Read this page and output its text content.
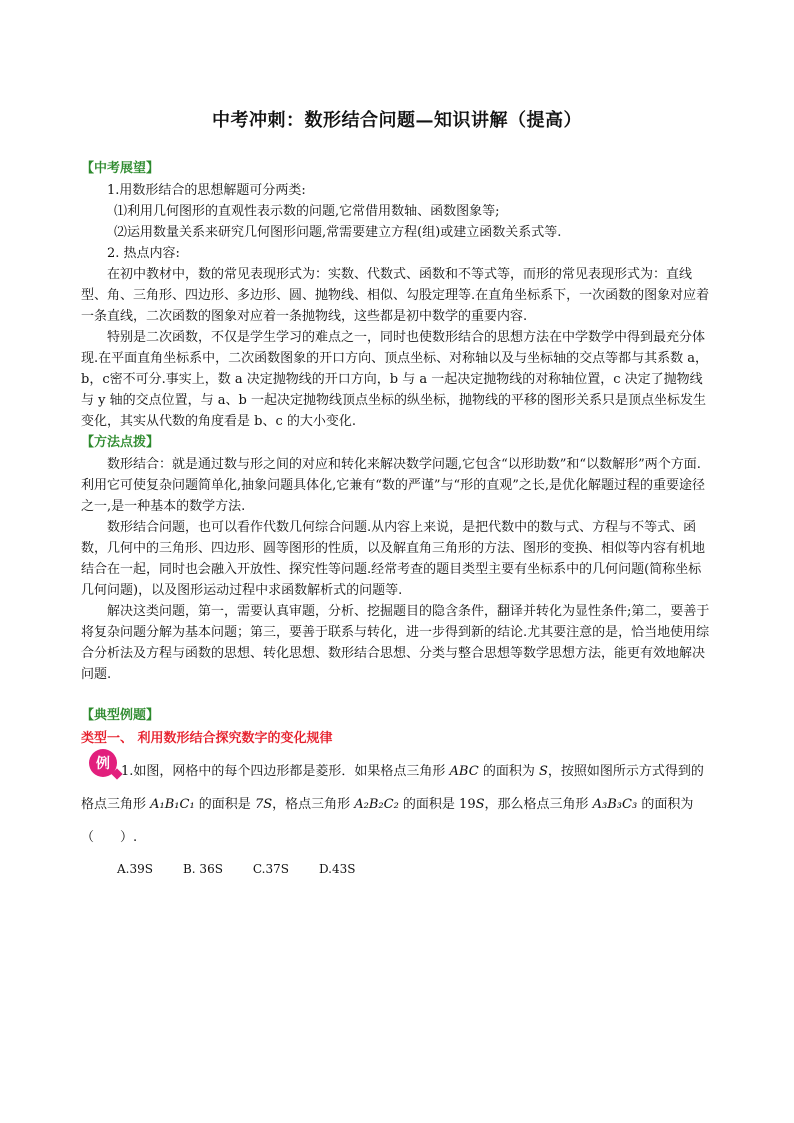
中考冲刺：数形结合问题—知识讲解（提高）
【中考展望】

1.用数形结合的思想解题可分两类:

⑴利用几何图形的直观性表示数的问题,它常借用数轴、函数图象等;

⑵运用数量关系来研究几何图形问题,常需要建立方程(组)或建立函数关系式等.

2. 热点内容:

在初中教材中，数的常见表现形式为：实数、代数式、函数和不等式等，而形的常见表现形式为：直线型、角、三角形、四边形、多边形、圆、抛物线、相似、勾股定理等.在直角坐标系下，一次函数的图象对应着一条直线，二次函数的图象对应着一条抛物线，这些都是初中数学的重要内容.

特别是二次函数，不仅是学生学习的难点之一，同时也使数形结合的思想方法在中学数学中得到最充分体现.在平面直角坐标系中，二次函数图象的开口方向、顶点坐标、对称轴以及与坐标轴的交点等都与其系数 a，b，c密不可分.事实上，数 a 决定抛物线的开口方向，b 与 a 一起决定抛物线的对称轴位置，c 决定了抛物线与 y 轴的交点位置，与 a、b 一起决定抛物线顶点坐标的纵坐标，抛物线的平移的图形关系只是顶点坐标发生变化，其实从代数的角度看是 b、c 的大小变化.

【方法点拨】

数形结合：就是通过数与形之间的对应和转化来解决数学问题,它包含“以形助数”和“以数解形”两个方面.利用它可使复杂问题简单化,抽象问题具体化,它兼有“数的严谨”与“形的直观”之长,是优化解题过程的重要途径之一,是一种基本的数学方法.

数形结合问题，也可以看作代数几何综合问题.从内容上来说，是把代数中的数与式、方程与不等式、函数，几何中的三角形、四边形、圆等图形的性质，以及解直角三角形的方法、图形的变换、相似等内容有机地结合在一起，同时也会融入开放性、探究性等问题.经常考查的题目类型主要有坐标系中的几何问题(简称坐标几何问题)，以及图形运动过程中求函数解析式的问题等.

解决这类问题，第一，需要认真审题，分析、挖掘题目的隐含条件，翻译并转化为显性条件;第二，要善于将复杂问题分解为基本问题；第三，要善于联系与转化，进一步得到新的结论.尤其要注意的是，恰当地使用综合分析法及方程与函数的思想、转化思想、数形结合思想、分类与整合思想等数学思想方法，能更有效地解决问题.

【典型例题】
类型一、 利用数形结合探究数字的变化规律
例 1.如图，网格中的每个四边形都是菱形．如果格点三角形 ABC 的面积为 S，按照如图所示方式得到的格点三角形 A₁B₁C₁ 的面积是 7S，格点三角形 A₂B₂C₂ 的面积是 19S，那么格点三角形 A₃B₃C₃ 的面积为
（　　）.

A.39S	B. 36S	C.37S	D.43S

-*-*-

- **YOUR TASK**
Your task is to return the entries above exactly, with no pictures.

- **TASK ANSWER**
Read this page and output its text content.
中考冲刺：数形结合问题—知识讲解（提高）
【中考展望】

1.用数形结合的思想解题可分两类:

⑴利用几何图形的直观性表示数的问题,它常借用数轴、函数图象等;

⑵运用数量关系来研究几何图形问题,常需要建立方程(组)或建立函数关系式等.

2. 热点内容:

在初中教材中，数的常见表现形式为：实数、代数式、函数和不等式等，而形的常见表现形式为：直线型、角、三角形、四边形、多边形、圆、抛物线、相似、勾股定理等.在直角坐标系下，一次函数的图象对应着一条直线，二次函数的图象对应着一条抛物线，这些都是初中数学的重要内容.

特别是二次函数，不仅是学生学习的难点之一，同时也使数形结合的思想方法在中学数学中得到最充分体现.在平面直角坐标系中，二次函数图象的开口方向、顶点坐标、对称轴以及与坐标轴的交点等都与其系数 a，b，c密不可分.事实上，数 a 决定抛物线的开口方向，b 与 a 一起决定抛物线的对称轴位置，c 决定了抛物线与 y 轴的交点位置，与 a、b 一起决定抛物线顶点坐标的纵坐标，抛物线的平移的图形关系只是顶点坐标发生变化，其实从代数的角度看是 b、c 的大小变化.

【方法点拨】

数形结合：就是通过数与形之间的对应和转化来解决数学问题,它包含“以形助数”和“以数解形”两个方面.利用它可使复杂问题简单化,抽象问题具体化,它兼有“数的严谨”与“形的直观”之长,是优化解题过程的重要途径之一,是一种基本的数学方法.

数形结合问题，也可以看作代数几何综合问题.从内容上来说，是把代数中的数与式、方程与不等式、函数，几何中的三角形、四边形、圆等图形的性质，以及解直角三角形的方法、图形的变换、相似等内容有机地结合在一起，同时也会融入开放性、探究性等问题.经常考查的题目类型主要有坐标系中的几何问题(简称坐标几何问题)，以及图形运动过程中求函数解析式的问题等.

解决这类问题，第一，需要认真审题，分析、挖掘题目的隐含条件，翻译并转化为显性条件;第二，要善于将复杂问题分解为基本问题；第三，要善于联系与转化，进一步得到新的结论.尤其要注意的是，恰当地使用综合分析法及方程与函数的思想、转化思想、数形结合思想、分类与整合思想等数学思想方法，能更有效地解决问题.

【典型例题】
类型一、 利用数形结合探究数字的变化规律
例 1.如图，网格中的每个四边形都是菱形．如果格点三角形 ABC 的面积为 S，按照如图所示方式得到的格点三角形 A₁B₁C₁ 的面积是 7S，格点三角形 A₂B₂C₂ 的面积是 19S，那么格点三角形 A₃B₃C₃ 的面积为
（　　）.

A.39S	B. 36S	C.37S	D.43S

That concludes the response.